## What you should do:
Your task is to copy every line of this material exactly.

(Rows from a figure dataset)
++++++++

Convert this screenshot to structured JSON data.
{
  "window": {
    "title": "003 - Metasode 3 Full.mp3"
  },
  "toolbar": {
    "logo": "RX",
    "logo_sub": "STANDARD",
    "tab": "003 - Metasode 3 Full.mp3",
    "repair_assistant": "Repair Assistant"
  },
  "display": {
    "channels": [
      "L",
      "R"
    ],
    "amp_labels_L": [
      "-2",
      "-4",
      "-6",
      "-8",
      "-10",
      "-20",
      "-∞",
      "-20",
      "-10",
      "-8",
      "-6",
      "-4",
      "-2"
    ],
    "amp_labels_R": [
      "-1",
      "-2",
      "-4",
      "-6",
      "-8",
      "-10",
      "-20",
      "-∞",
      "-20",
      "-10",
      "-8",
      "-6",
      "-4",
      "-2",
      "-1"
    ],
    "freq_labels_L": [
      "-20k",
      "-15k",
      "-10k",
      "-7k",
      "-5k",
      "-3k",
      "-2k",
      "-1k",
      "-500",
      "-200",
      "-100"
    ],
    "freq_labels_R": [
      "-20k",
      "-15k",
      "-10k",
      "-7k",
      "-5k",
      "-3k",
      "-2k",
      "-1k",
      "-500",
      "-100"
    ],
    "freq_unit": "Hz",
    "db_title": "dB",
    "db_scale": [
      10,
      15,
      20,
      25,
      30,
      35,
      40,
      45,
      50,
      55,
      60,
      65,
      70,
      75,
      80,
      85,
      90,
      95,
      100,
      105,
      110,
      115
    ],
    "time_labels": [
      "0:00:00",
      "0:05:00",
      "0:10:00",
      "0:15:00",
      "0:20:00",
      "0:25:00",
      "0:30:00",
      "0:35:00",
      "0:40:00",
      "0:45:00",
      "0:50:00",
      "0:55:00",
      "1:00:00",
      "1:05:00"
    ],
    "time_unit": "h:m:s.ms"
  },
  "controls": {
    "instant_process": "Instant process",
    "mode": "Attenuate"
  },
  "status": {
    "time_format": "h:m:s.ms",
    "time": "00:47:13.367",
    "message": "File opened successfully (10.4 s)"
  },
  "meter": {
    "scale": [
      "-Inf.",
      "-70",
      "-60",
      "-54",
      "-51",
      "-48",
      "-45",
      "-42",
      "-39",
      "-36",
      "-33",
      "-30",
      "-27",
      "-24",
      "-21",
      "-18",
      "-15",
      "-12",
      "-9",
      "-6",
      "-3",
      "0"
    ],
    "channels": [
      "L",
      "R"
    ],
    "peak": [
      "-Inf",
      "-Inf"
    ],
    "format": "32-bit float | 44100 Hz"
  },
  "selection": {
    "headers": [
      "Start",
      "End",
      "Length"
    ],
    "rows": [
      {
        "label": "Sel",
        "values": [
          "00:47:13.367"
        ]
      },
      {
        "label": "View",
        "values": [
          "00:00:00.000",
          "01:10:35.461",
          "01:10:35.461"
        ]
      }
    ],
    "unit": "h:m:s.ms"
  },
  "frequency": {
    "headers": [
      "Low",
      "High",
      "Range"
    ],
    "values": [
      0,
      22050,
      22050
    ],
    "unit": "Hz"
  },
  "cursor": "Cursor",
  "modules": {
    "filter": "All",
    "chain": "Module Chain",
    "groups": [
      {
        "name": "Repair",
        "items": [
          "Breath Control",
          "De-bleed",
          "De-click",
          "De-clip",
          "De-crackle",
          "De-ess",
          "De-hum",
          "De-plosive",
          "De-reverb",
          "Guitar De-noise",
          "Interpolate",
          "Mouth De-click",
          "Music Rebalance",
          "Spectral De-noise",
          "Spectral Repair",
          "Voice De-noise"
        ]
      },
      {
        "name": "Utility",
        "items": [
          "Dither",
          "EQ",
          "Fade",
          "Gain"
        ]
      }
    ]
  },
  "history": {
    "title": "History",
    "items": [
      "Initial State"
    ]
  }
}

++++++++

## Solved problem:
Convert this screenshot to structured JSON data.
{
  "window": {
    "title": "003 - Metasode 3 Full.mp3"
  },
  "toolbar": {
    "logo": "RX",
    "logo_sub": "STANDARD",
    "tab": "003 - Metasode 3 Full.mp3",
    "repair_assistant": "Repair Assistant"
  },
  "display": {
    "channels": [
      "L",
      "R"
    ],
    "amp_labels_L": [
      "-2",
      "-4",
      "-6",
      "-8",
      "-10",
      "-20",
      "-∞",
      "-20",
      "-10",
      "-8",
      "-6",
      "-4",
      "-2"
    ],
    "amp_labels_R": [
      "-1",
      "-2",
      "-4",
      "-6",
      "-8",
      "-10",
      "-20",
      "-∞",
      "-20",
      "-10",
      "-8",
      "-6",
      "-4",
      "-2",
      "-1"
    ],
    "freq_labels_L": [
      "-20k",
      "-15k",
      "-10k",
      "-7k",
      "-5k",
      "-3k",
      "-2k",
      "-1k",
      "-500",
      "-200",
      "-100"
    ],
    "freq_labels_R": [
      "-20k",
      "-15k",
      "-10k",
      "-7k",
      "-5k",
      "-3k",
      "-2k",
      "-1k",
      "-500",
      "-100"
    ],
    "freq_unit": "Hz",
    "db_title": "dB",
    "db_scale": [
      10,
      15,
      20,
      25,
      30,
      35,
      40,
      45,
      50,
      55,
      60,
      65,
      70,
      75,
      80,
      85,
      90,
      95,
      100,
      105,
      110,
      115
    ],
    "time_labels": [
      "0:00:00",
      "0:05:00",
      "0:10:00",
      "0:15:00",
      "0:20:00",
      "0:25:00",
      "0:30:00",
      "0:35:00",
      "0:40:00",
      "0:45:00",
      "0:50:00",
      "0:55:00",
      "1:00:00",
      "1:05:00"
    ],
    "time_unit": "h:m:s.ms"
  },
  "controls": {
    "instant_process": "Instant process",
    "mode": "Attenuate"
  },
  "status": {
    "time_format": "h:m:s.ms",
    "time": "00:47:13.367",
    "message": "File opened successfully (10.4 s)"
  },
  "meter": {
    "scale": [
      "-Inf.",
      "-70",
      "-60",
      "-54",
      "-51",
      "-48",
      "-45",
      "-42",
      "-39",
      "-36",
      "-33",
      "-30",
      "-27",
      "-24",
      "-21",
      "-18",
      "-15",
      "-12",
      "-9",
      "-6",
      "-3",
      "0"
    ],
    "channels": [
      "L",
      "R"
    ],
    "peak": [
      "-Inf",
      "-Inf"
    ],
    "format": "32-bit float | 44100 Hz"
  },
  "selection": {
    "headers": [
      "Start",
      "End",
      "Length"
    ],
    "rows": [
      {
        "label": "Sel",
        "values": [
          "00:47:13.367"
        ]
      },
      {
        "label": "View",
        "values": [
          "00:00:00.000",
          "01:10:35.461",
          "01:10:35.461"
        ]
      }
    ],
    "unit": "h:m:s.ms"
  },
  "frequency": {
    "headers": [
      "Low",
      "High",
      "Range"
    ],
    "values": [
      0,
      22050,
      22050
    ],
    "unit": "Hz"
  },
  "cursor": "Cursor",
  "modules": {
    "filter": "All",
    "chain": "Module Chain",
    "groups": [
      {
        "name": "Repair",
        "items": [
          "Breath Control",
          "De-bleed",
          "De-click",
          "De-clip",
          "De-crackle",
          "De-ess",
          "De-hum",
          "De-plosive",
          "De-reverb",
          "Guitar De-noise",
          "Interpolate",
          "Mouth De-click",
          "Music Rebalance",
          "Spectral De-noise",
          "Spectral Repair",
          "Voice De-noise"
        ]
      },
      {
        "name": "Utility",
        "items": [
          "Dither",
          "EQ",
          "Fade",
          "Gain"
        ]
      }
    ]
  },
  "history": {
    "title": "History",
    "items": [
      "Initial State"
    ]
  }
}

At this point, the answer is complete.